START Given text

TI 83 Plus Assembly/Advanced
Advanced z80 programming techniques edit
Hooks edit
Interrupts edit
What are interrupts? edit
Types of interrupts edit
Type 0 edit
Type 1 edit
Type 2 edit
How to code them edit
How to install them edit
Principles edit
The jump table edit
Direct LCD Interaction edit
Principles edit
Port $10 edit
Writing edit
Reading edit
Port $11 edit
Writing edit
Reading edit
Optimizations edit
xor a edit
A common shortcut to set the accumulator (A) to zero is by xor'ing it against itself:
; instead of doing this
ld a,0
; you can do this
xor a
This is incredibly widespread and won't affect the readability of your code. In fact, it is so common that it might even be more readable than using "ld a,0". But be warned that "xor a" modifies the flags (it sets the z flag and resets the carry, for example) whereas "ld a,0" doesn't modify any flags.
ld (addr),reg16 edit
When writing to two consecutive bytes in memory, it can often be faster and smaller to use a 16-bit register rather than two loads with a.
; rather than
ld a,$10
ld (penCol),a
ld a,$20
ld (penCol),a
; you can do
ld de,$2010
ld (penCol),de
This loads e into (penCol), and d into (penCol+1). penCol+1 is penRow. Keep in mind, however, that using hl to read/write from addresses in memory is (4 t-states) faster and one byte smaller than using de/bc.
X <= A <= Y edit
If you want to know if the value of the accumulator is between two other values, eg. 10 and 25, you might be tempted to do something like this:
cp 10 ; check if a >= 10
jr c,wrongValue
cp 26 ; check if a <= 25
jr nc,wrongValue
; do whatever you wanted to do
wrongValue:
; ...
However, rather than doing two comparisons and jumps, you can change the first cp into a subtraction. This turns any number less than 10 into a negative number. For example:
sub 10 ; a value of 10 now equals 0
cp 26-10 ; because of the sub 10, we now need to check if a is between 0 and 16, not 10 and 26
jr nc,wrongValue
; do whatever you wanted to do
wrongValue:
; ...
This method lets you avoid the first jr.

END Given text
START Given entries

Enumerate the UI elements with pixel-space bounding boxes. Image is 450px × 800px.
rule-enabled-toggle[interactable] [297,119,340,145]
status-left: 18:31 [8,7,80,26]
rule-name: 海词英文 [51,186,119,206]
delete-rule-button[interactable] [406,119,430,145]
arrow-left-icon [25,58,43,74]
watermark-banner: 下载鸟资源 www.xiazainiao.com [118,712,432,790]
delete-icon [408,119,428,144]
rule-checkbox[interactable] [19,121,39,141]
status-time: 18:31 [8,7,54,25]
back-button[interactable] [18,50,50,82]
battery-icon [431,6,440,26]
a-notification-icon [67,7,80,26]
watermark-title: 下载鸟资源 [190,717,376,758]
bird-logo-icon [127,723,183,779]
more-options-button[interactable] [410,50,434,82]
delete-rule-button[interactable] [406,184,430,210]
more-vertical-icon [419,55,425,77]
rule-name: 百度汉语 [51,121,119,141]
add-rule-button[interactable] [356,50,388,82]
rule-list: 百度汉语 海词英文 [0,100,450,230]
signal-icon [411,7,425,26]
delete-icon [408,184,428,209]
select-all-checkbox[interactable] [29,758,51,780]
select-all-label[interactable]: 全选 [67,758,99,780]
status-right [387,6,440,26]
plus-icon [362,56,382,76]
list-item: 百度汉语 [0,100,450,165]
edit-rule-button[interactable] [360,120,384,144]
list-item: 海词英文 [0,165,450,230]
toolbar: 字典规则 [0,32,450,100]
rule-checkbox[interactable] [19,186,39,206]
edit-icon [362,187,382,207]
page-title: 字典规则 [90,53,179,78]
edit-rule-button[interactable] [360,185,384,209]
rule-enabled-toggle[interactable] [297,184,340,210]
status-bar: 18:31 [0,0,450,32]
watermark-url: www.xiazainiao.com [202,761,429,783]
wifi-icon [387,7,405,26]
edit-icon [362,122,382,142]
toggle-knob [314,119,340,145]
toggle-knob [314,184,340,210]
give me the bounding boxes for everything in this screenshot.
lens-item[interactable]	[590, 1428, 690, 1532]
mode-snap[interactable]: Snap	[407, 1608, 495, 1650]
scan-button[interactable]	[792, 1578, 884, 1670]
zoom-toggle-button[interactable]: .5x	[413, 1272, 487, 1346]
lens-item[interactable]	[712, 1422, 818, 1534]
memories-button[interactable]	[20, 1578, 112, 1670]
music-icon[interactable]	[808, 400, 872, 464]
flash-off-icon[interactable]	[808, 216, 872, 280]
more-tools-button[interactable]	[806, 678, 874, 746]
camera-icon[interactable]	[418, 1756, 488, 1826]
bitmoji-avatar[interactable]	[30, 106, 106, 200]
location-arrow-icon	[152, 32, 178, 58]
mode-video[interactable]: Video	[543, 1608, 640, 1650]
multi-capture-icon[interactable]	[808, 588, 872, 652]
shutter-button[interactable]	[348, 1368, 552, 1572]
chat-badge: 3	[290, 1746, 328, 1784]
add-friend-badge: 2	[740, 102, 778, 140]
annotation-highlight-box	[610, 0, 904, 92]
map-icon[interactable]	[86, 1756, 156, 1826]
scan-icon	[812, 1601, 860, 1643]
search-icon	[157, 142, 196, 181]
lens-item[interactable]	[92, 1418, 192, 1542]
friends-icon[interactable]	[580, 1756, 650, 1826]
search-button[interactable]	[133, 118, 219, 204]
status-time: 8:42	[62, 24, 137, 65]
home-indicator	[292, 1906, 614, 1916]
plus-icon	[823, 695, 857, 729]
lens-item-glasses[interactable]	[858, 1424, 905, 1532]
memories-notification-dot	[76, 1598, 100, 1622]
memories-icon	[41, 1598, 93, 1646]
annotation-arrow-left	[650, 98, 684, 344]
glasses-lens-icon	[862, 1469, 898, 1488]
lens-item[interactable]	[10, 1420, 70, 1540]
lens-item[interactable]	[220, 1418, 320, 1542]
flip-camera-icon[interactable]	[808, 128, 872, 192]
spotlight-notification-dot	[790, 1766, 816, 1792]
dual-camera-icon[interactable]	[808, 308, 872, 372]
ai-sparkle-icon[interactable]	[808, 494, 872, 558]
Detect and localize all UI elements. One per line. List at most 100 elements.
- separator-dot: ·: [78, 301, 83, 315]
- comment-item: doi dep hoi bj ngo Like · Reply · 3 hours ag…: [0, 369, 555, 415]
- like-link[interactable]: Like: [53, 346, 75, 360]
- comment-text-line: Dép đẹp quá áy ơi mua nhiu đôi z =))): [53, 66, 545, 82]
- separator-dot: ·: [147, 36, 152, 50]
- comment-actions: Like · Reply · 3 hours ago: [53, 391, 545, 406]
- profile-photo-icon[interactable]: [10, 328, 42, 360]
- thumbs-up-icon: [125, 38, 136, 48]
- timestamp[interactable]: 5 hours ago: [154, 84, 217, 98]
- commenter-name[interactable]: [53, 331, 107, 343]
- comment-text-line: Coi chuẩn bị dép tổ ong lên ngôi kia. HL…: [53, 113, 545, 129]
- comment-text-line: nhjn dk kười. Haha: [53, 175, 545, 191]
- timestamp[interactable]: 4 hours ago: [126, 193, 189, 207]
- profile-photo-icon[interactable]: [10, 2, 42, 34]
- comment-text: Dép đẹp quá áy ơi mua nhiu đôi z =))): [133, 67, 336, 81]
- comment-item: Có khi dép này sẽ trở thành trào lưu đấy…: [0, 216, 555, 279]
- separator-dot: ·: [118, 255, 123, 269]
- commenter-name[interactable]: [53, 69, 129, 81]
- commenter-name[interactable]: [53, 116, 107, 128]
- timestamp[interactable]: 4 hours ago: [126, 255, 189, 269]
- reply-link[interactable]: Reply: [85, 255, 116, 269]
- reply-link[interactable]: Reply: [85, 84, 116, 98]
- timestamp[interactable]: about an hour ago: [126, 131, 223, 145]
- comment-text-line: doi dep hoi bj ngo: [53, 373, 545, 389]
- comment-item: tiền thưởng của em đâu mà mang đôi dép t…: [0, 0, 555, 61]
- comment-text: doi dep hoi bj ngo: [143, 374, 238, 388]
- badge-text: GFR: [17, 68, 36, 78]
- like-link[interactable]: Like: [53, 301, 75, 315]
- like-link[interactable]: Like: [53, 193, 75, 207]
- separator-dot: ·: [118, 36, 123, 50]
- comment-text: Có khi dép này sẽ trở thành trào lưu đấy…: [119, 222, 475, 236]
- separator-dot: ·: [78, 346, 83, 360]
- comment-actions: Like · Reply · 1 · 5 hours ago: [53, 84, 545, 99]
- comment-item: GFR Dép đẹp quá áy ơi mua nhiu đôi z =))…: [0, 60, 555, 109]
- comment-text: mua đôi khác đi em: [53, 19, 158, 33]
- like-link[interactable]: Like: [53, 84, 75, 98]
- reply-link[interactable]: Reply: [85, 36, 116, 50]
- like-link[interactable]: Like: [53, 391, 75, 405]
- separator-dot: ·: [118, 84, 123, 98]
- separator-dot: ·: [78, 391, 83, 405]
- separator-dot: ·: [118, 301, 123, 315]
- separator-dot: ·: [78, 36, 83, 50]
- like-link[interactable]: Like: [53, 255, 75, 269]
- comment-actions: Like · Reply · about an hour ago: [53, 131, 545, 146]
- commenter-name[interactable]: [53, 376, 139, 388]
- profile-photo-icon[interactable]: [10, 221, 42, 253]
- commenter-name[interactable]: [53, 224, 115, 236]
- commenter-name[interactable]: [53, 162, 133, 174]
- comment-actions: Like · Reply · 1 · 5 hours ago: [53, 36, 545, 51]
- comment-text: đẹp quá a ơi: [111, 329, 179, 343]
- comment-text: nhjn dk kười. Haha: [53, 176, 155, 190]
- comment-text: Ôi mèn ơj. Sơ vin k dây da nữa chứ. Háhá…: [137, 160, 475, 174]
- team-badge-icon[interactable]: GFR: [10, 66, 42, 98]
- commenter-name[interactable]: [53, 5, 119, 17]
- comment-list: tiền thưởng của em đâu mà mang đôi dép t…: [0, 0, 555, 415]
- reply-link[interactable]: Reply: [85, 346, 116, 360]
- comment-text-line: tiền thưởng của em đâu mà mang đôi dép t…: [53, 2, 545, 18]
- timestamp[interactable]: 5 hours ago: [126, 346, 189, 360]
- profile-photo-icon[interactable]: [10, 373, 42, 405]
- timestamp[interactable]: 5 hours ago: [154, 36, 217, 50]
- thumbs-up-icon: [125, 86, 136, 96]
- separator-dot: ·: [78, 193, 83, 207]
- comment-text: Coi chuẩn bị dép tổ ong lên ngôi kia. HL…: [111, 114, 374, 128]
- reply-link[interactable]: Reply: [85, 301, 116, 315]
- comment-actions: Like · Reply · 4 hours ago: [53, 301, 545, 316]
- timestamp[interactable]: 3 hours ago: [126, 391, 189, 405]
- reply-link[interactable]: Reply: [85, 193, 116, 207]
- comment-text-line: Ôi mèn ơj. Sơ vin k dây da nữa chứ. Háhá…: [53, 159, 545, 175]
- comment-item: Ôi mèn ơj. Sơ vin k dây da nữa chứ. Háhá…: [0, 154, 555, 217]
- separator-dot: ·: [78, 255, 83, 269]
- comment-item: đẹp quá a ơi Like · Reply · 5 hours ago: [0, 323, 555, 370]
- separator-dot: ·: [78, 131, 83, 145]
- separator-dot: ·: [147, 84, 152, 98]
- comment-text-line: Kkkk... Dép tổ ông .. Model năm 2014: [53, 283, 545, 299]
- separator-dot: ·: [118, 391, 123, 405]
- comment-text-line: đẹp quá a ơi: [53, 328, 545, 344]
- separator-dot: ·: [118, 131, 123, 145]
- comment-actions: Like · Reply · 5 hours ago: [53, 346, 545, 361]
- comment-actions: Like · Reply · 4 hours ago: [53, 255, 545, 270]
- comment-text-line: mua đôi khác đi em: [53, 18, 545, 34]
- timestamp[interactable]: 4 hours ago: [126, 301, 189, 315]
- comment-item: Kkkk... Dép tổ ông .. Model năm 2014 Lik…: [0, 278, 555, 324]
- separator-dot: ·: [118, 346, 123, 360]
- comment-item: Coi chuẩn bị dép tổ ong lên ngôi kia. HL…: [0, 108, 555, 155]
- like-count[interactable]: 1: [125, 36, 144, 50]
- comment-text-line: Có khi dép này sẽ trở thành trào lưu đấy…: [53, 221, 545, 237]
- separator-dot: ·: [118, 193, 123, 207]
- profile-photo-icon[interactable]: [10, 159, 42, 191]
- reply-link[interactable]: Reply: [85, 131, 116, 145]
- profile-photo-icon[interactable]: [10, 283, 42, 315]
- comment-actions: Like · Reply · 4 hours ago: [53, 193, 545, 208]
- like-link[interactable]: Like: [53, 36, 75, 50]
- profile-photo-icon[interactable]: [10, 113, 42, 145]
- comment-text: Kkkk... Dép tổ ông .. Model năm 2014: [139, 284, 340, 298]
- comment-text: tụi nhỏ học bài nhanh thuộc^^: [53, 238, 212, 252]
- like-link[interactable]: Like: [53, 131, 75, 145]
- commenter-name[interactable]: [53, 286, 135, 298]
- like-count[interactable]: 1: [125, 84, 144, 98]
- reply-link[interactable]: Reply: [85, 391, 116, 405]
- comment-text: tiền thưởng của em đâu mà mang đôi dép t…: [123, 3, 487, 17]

END Given entries

#### [Problems to solve]
1 – According to the TI 83 Plus Assembly page, how much faster is it to use hl to read or write memory addresses than to use de or bc?
2 – Reproduce the passage of the TI 83 Plus Assembly page starting at "ld (addr),reg16 edit" and ending at "loads with a.".

#### [Solutions in order]
1 – It is 4 t-states faster, and it is also one byte smaller.

2 –
ld (addr),reg16 edit
When writing to two consecutive bytes in memory, it can often be faster and smaller to use a 16-bit register rather than two loads with a.